START Text block
There are typically 32 or fewer registers for programmers to use.  On a 32-bit machine we can address 2^32 different bytes of memory.

Registers are fast, while memory is slow, potentially taking dozens of cycles depending on cache features & conditions.

On a load-store machine, registers can be used directly in most instructions (by naming them in the machine code instruction), whereas memory access requires a separate load or store instruction.  Computational instructions on such a machine typically allows naming up to 3 registers (e.g. target, source1, source2).  Memory operands have to be brought into registers for computation (and sometimes moved back to memory).

Register can be named in instructions, but they do not have addresses and cannot be indexed.  On MIPS no register can be found as alias at some address in memory.  It is hard to put even a smallish array (e.g. array of 10) in registers because they have no addresses and cannot be indexed.  Memory has numerical addresses, so we can rely on storing arrays and objects in a predictable pattern of addresses.  (Memory generally doesn't have names, just addresses; however, there are usually special memory locations for working with I/O various devices, and, as you note memory is partitioned into sections that have start (and ending) addresses.)
END Text block
- What you are asked to do -
Carry on the passage about registers versus memory from the point where it stops.
START Data
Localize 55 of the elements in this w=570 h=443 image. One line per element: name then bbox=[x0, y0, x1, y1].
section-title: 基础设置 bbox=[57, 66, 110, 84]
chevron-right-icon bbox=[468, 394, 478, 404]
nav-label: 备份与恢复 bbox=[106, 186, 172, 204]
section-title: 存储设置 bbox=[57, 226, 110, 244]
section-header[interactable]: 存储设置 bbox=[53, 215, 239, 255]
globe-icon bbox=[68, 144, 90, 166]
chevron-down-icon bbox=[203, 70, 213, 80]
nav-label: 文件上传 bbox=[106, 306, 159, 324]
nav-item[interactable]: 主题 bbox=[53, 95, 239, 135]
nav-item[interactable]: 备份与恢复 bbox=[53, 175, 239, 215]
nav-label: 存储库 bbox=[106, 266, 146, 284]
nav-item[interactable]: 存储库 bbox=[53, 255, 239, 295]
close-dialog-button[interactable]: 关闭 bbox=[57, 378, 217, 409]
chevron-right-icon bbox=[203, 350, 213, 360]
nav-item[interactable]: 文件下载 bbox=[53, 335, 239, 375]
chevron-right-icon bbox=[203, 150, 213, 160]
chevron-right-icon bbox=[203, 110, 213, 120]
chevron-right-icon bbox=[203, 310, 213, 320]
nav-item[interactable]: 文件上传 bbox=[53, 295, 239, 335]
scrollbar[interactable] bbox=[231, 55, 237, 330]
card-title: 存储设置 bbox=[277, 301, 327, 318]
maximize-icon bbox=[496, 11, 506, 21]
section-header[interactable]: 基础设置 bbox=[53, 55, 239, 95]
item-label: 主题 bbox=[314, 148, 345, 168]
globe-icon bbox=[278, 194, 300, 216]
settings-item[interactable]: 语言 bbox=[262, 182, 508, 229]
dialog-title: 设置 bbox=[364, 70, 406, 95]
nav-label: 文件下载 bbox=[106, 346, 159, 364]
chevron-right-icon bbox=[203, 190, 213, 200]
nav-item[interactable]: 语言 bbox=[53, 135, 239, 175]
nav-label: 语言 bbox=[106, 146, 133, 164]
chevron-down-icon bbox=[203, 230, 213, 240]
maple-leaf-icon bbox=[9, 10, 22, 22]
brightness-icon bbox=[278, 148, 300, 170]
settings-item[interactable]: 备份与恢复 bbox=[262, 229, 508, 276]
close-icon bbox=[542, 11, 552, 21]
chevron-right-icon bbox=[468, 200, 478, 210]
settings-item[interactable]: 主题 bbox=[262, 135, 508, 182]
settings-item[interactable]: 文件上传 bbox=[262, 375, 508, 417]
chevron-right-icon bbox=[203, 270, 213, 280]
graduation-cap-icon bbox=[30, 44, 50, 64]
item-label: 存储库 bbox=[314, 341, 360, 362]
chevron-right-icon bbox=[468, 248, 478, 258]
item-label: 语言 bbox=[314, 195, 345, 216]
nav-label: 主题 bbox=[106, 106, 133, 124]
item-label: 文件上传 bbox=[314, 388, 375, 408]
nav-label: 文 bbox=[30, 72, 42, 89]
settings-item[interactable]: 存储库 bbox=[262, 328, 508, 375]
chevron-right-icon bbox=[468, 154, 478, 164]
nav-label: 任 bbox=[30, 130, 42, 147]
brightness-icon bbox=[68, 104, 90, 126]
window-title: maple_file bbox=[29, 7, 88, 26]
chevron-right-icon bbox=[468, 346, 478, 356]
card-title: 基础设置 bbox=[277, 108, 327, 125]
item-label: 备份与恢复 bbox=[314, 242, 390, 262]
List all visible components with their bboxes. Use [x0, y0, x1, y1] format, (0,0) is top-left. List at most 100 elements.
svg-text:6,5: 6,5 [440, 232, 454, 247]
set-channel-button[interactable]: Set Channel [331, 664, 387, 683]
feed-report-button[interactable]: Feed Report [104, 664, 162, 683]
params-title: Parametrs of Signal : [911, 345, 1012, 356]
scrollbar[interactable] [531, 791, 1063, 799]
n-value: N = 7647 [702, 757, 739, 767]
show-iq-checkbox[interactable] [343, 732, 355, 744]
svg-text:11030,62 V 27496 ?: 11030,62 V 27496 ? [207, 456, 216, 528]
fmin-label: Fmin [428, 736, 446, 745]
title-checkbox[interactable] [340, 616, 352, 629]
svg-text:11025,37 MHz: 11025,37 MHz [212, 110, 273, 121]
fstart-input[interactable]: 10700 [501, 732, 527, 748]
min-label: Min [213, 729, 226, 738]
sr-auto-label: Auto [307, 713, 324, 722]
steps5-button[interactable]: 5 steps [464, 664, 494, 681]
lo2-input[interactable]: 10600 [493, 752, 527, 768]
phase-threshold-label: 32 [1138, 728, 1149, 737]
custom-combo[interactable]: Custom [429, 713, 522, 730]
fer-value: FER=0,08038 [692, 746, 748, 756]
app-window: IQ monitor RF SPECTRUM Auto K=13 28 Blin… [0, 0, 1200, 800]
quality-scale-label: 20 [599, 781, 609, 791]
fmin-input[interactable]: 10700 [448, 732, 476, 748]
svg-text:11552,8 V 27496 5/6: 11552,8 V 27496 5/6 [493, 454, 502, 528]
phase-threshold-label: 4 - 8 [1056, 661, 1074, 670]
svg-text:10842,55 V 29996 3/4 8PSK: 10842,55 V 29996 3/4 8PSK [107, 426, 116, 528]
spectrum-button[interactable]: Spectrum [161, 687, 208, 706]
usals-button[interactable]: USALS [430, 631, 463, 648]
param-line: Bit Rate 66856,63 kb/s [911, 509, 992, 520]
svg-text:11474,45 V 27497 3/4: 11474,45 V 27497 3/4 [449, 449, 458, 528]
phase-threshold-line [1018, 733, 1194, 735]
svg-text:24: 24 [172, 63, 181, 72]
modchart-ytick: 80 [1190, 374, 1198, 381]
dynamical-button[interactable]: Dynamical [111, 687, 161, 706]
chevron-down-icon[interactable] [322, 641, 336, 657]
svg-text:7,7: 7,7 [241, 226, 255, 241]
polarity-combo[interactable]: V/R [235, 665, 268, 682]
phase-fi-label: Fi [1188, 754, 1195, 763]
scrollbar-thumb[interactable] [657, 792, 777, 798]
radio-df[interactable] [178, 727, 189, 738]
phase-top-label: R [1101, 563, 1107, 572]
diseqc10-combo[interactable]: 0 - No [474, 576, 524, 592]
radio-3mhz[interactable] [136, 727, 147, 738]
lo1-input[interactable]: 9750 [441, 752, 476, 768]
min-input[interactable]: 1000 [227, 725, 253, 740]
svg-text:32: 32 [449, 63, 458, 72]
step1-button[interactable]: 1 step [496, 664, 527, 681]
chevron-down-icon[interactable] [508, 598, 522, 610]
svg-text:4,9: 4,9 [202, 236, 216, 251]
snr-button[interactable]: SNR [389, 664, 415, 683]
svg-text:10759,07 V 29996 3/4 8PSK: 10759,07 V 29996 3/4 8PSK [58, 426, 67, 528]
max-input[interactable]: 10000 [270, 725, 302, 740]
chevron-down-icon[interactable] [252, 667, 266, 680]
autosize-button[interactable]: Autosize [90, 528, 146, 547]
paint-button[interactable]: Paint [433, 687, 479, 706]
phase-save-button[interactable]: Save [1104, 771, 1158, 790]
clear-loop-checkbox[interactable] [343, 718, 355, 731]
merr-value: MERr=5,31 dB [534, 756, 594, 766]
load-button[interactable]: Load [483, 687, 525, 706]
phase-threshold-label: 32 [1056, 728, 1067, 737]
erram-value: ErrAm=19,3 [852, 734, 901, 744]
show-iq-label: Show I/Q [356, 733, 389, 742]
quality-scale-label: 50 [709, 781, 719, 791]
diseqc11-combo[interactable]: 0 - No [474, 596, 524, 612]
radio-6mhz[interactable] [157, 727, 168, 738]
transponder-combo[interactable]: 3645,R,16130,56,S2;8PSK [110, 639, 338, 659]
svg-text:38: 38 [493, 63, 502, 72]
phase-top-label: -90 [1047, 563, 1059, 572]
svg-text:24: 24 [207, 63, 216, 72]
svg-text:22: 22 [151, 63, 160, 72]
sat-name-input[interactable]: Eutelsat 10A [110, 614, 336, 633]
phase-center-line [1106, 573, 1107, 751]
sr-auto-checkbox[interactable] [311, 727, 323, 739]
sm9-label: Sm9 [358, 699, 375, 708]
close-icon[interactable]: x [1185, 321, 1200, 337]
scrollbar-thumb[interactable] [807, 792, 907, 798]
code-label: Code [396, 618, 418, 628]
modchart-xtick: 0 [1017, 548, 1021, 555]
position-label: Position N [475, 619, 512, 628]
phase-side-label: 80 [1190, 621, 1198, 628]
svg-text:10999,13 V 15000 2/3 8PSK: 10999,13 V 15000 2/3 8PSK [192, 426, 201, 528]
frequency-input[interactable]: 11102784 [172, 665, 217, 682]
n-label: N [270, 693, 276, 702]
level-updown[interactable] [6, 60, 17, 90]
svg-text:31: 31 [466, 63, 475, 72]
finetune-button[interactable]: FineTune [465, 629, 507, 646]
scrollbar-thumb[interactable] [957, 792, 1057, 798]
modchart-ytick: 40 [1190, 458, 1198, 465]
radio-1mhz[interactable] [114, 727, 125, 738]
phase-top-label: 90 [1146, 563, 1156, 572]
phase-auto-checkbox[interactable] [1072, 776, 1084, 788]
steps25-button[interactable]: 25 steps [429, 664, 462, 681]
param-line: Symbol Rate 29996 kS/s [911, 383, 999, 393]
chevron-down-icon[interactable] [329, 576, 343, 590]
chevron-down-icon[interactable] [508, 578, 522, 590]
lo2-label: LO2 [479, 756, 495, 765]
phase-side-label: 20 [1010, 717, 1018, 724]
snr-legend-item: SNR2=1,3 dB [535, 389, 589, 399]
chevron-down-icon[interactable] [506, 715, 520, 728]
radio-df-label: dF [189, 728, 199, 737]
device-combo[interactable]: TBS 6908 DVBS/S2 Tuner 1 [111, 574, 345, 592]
END Data
- Exercise answer -
To be clear, memory-based aliases have been designed into some processors of the past.  The HP/1000 (circa 70s'-80's), for example, had 2 registers (A & B), and they had aliases at memory locations 0 and 1, respectively.  However, this aliasing of CPU registers to memory is generally no longer done on modern processors.


For example what the address of 8($t0) would be

8($t0) refers to the memory address of (the contents of register $t0) + 8.  With proper usage, the program fragment would $t0 would be using $t0 as a pointer, which is some variable that holds a memory address.